__What the exercise asks__. Look through the entries and report how many lines include the word "following". Give the number alone.

Data shown section start

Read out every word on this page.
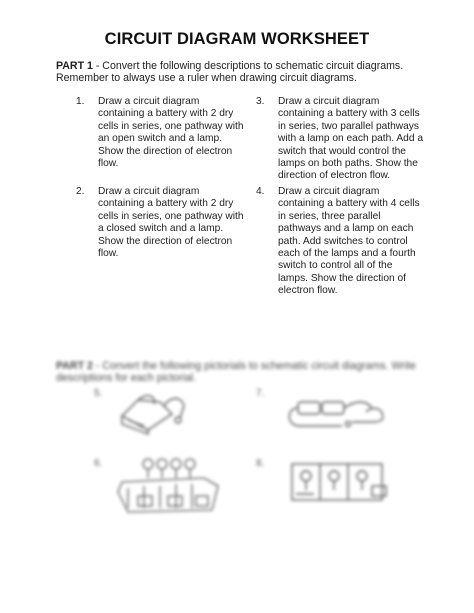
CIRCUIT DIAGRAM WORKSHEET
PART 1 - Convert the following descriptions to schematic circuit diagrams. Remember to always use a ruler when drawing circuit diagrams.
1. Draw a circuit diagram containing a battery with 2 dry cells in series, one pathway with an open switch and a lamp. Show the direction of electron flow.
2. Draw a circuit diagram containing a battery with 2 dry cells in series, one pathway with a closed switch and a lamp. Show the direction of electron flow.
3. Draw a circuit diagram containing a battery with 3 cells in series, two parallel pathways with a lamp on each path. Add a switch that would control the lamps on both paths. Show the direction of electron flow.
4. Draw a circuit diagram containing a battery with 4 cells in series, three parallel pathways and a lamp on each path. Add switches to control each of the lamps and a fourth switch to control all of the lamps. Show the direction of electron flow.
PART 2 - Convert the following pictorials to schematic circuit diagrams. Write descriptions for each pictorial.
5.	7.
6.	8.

Data shown section end
Data shown section start

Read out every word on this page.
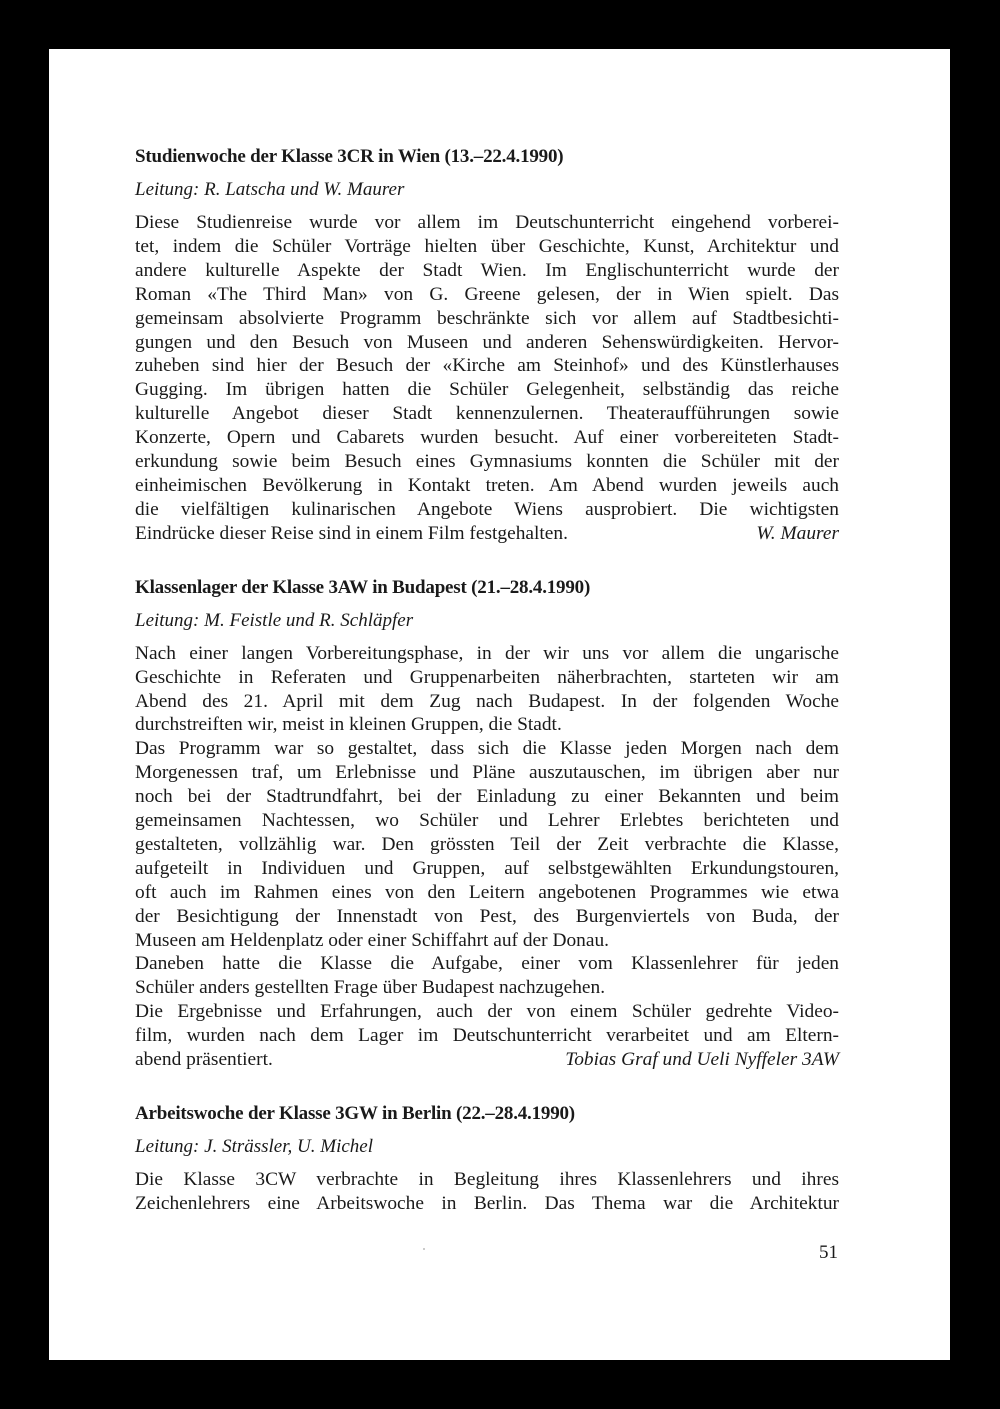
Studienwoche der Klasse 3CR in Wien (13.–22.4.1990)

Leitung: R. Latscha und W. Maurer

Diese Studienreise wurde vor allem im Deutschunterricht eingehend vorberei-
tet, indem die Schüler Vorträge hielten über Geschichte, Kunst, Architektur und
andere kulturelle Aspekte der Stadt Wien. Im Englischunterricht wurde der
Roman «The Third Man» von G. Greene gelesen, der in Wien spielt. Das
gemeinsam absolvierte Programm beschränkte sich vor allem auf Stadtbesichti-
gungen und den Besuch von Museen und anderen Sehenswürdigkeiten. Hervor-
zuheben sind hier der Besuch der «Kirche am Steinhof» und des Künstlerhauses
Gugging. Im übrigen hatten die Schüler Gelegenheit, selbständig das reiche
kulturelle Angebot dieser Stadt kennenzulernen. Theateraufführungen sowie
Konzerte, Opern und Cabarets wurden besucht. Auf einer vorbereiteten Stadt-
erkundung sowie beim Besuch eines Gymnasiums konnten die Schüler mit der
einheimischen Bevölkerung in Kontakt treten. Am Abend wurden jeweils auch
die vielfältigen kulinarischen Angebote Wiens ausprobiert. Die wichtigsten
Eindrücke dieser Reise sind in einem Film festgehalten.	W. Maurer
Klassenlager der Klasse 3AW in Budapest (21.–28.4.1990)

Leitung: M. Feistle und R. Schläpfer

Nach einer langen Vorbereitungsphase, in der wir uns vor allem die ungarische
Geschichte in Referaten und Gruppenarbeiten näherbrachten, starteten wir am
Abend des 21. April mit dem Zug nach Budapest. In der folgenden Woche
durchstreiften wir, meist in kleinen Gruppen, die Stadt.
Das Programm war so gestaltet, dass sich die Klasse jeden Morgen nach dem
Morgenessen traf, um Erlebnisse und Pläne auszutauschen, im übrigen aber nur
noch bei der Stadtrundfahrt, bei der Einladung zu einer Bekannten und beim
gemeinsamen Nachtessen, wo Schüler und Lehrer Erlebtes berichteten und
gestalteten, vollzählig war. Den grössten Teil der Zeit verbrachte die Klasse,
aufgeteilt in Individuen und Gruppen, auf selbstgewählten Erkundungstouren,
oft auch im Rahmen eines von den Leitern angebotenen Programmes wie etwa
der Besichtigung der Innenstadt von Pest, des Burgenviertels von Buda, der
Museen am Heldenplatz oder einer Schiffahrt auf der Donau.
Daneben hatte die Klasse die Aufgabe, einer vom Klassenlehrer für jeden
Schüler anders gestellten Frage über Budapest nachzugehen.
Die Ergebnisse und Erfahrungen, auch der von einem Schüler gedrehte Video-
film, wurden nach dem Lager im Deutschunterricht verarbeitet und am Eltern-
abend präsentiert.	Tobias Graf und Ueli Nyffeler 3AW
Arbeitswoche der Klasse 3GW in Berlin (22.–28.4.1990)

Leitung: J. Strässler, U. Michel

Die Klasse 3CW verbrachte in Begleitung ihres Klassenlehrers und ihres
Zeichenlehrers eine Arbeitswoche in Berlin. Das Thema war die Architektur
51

Data shown section end
Data shown section start

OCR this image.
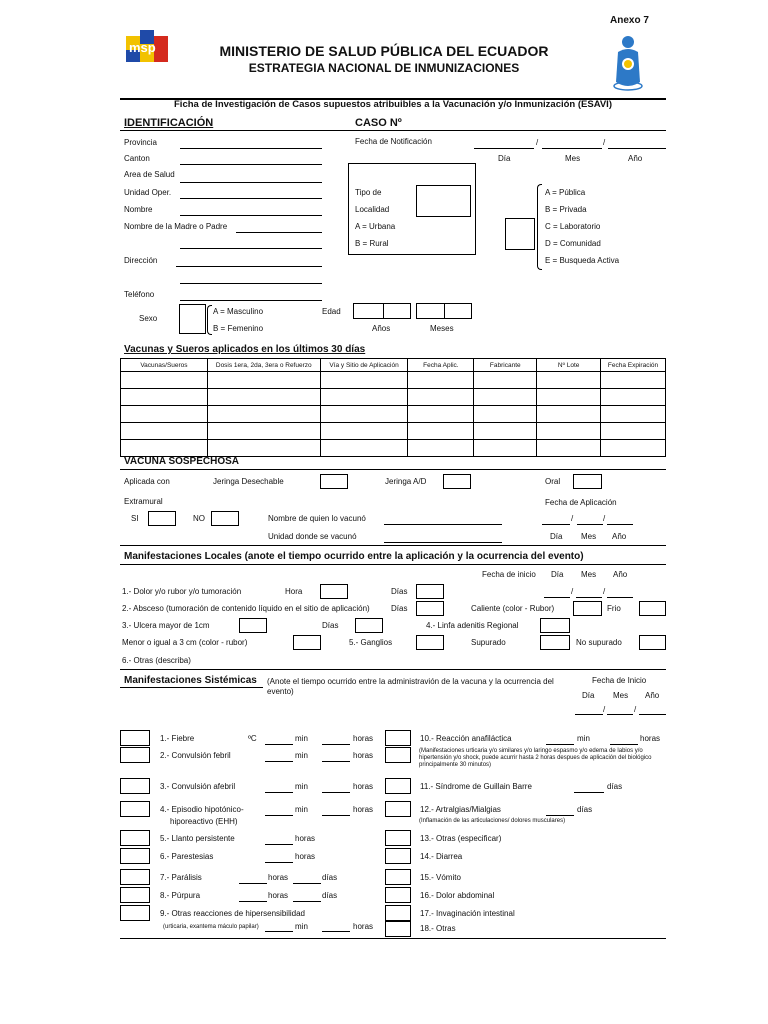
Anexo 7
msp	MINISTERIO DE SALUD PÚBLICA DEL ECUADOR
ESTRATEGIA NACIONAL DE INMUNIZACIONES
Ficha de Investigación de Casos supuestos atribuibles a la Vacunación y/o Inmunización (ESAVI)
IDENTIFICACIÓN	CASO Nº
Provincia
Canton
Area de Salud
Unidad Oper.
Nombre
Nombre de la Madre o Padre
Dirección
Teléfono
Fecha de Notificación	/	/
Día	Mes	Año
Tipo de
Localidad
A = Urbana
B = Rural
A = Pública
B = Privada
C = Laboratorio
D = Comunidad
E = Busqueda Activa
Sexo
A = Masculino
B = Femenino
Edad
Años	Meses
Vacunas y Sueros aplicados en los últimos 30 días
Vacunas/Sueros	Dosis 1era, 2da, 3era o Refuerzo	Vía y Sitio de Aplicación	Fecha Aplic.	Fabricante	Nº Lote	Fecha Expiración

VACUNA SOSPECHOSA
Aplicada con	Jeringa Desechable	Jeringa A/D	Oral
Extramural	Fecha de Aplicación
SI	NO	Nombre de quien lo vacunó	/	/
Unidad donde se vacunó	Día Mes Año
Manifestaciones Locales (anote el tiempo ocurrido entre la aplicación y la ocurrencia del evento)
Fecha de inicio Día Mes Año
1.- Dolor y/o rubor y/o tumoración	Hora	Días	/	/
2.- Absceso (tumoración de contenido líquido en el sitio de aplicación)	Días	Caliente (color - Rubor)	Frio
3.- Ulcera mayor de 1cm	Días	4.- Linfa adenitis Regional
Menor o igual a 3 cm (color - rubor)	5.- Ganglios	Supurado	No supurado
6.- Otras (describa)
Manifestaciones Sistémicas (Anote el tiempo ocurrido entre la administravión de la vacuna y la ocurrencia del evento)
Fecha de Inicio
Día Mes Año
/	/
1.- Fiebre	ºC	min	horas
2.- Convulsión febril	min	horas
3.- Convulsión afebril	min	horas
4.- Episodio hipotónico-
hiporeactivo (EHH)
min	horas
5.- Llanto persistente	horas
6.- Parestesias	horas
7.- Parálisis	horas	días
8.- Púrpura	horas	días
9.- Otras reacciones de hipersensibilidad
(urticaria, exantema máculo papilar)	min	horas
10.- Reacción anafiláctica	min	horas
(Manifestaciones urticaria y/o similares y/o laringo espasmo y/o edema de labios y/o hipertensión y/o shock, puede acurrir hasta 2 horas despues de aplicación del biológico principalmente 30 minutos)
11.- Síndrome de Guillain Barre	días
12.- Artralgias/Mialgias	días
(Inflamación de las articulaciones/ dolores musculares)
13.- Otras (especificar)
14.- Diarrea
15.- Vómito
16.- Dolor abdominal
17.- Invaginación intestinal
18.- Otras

Data shown section end

__Task result__. 2